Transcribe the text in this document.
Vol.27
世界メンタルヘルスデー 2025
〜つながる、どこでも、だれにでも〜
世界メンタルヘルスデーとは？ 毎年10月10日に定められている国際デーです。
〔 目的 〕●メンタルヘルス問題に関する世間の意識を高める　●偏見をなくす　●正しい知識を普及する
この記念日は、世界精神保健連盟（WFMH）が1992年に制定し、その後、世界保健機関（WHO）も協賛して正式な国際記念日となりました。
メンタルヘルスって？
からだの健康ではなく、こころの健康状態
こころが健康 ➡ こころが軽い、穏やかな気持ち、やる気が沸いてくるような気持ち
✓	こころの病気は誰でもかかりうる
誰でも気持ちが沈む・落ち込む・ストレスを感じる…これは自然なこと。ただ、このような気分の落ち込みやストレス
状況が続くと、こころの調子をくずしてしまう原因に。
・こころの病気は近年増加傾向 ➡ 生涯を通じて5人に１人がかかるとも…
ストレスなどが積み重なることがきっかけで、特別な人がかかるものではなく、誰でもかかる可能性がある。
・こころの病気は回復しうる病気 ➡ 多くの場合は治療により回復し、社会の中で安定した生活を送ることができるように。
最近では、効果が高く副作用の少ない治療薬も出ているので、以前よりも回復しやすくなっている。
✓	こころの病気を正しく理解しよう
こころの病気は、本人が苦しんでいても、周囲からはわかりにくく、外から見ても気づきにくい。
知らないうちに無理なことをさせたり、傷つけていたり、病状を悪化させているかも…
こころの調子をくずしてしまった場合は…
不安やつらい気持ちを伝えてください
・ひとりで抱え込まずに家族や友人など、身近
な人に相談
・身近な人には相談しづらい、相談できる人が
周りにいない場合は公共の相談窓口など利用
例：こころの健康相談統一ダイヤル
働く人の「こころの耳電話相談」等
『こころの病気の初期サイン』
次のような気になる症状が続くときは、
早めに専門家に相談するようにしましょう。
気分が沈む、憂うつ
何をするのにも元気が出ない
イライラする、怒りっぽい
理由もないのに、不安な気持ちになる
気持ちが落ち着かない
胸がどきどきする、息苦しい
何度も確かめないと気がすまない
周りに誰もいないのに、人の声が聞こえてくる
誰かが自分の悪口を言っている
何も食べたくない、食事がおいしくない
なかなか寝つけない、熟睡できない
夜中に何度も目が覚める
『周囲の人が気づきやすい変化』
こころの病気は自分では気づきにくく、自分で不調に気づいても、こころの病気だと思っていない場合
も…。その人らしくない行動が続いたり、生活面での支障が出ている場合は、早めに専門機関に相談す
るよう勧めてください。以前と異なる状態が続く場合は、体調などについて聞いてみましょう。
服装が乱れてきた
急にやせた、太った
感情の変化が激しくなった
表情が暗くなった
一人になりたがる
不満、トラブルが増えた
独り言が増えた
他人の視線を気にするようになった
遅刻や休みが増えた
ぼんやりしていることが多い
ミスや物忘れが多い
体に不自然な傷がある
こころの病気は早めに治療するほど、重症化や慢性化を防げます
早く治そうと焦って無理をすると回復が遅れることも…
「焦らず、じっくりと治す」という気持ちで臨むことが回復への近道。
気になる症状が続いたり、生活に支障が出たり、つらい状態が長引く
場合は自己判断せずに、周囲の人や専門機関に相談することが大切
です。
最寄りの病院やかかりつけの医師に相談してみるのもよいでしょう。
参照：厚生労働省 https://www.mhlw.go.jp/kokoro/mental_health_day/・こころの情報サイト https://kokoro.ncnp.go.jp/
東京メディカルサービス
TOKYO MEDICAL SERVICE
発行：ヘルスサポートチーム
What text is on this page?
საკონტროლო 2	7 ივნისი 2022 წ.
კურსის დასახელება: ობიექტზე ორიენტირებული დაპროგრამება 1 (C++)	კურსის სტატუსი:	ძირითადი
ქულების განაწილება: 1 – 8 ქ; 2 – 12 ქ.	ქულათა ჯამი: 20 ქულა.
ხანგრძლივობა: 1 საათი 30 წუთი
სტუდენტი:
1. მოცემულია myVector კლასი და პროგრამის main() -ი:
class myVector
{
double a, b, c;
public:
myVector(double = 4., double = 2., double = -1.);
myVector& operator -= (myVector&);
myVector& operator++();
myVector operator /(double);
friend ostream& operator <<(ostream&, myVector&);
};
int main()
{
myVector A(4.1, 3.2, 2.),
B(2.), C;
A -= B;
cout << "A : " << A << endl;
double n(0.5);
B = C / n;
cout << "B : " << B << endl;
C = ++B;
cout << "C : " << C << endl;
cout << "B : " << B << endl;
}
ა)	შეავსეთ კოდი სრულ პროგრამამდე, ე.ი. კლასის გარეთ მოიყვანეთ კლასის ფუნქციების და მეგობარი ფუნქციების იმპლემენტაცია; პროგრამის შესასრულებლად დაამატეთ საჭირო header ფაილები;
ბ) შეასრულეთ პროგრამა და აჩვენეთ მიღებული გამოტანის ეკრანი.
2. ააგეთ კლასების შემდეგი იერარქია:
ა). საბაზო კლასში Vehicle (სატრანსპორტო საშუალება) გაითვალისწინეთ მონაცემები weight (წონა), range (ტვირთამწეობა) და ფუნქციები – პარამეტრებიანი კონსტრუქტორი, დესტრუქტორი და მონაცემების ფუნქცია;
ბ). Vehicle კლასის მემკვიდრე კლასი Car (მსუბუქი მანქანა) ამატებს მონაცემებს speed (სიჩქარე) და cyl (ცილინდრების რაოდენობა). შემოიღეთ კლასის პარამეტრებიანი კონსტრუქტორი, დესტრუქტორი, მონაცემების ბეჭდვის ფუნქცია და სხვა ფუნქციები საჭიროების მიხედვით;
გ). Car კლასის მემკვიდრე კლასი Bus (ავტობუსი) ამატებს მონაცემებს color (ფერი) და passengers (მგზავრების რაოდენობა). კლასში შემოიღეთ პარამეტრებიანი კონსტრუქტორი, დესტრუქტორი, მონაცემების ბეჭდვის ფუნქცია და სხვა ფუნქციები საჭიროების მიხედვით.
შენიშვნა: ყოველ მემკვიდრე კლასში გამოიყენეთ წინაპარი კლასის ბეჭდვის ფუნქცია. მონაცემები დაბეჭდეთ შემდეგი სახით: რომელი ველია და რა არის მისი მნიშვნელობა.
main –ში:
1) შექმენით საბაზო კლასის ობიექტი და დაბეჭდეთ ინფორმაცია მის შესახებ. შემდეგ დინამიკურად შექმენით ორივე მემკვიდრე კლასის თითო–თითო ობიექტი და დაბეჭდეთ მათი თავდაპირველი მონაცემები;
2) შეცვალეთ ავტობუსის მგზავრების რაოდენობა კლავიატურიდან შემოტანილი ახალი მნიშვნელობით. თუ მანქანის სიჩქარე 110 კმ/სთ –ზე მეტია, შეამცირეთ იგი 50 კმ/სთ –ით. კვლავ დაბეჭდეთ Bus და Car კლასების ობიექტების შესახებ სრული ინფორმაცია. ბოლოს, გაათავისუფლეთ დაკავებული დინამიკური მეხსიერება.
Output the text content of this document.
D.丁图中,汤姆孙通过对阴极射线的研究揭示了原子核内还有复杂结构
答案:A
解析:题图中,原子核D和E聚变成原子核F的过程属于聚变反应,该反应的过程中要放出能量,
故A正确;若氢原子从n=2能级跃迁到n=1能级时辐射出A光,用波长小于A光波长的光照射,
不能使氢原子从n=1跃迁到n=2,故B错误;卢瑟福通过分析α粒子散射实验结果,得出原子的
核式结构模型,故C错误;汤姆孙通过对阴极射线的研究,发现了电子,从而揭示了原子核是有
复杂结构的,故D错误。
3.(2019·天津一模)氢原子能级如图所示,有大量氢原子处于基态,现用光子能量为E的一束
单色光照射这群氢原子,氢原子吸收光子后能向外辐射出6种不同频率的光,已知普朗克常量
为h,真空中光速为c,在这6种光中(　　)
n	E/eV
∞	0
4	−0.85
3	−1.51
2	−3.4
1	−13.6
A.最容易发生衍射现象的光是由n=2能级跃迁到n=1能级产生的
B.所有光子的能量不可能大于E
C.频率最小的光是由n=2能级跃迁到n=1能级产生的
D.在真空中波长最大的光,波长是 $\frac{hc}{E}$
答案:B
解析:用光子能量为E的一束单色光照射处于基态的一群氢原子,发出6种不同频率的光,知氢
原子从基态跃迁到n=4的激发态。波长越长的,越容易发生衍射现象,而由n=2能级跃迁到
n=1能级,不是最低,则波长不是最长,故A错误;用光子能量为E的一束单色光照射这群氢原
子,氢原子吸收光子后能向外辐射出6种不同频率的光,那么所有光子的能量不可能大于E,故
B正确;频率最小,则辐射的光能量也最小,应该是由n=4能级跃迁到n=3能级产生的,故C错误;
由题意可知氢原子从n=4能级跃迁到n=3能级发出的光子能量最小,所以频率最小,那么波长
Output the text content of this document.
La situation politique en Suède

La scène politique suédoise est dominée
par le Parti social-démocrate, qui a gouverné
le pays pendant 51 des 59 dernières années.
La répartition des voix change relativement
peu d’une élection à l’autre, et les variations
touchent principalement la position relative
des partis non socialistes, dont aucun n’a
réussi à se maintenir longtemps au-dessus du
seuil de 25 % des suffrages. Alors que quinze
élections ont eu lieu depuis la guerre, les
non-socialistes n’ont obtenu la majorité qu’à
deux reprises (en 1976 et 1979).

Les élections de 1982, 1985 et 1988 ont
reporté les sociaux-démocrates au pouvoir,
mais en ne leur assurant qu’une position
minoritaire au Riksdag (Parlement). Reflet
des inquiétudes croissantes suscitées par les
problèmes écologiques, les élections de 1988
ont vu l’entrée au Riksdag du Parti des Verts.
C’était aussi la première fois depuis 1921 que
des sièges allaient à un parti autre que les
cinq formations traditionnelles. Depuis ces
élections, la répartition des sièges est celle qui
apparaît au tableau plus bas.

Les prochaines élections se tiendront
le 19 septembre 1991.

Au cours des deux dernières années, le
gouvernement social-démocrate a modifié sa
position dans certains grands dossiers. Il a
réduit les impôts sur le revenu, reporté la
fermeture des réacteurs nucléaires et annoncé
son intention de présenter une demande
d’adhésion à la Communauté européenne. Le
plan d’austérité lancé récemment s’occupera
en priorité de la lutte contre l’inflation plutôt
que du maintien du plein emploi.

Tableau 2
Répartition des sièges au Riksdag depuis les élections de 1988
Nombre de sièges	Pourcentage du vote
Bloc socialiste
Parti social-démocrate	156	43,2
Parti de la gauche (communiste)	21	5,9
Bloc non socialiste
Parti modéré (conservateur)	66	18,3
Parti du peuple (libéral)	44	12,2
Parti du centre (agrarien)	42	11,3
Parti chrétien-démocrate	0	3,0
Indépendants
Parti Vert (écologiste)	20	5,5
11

★ ★ ★ ★ ★ ★ ★

Exercise requirements
List every line above containing the word "autre".

Written solution
peu d’une élection à l’autre, et les variations
des sièges allaient à un parti autre que les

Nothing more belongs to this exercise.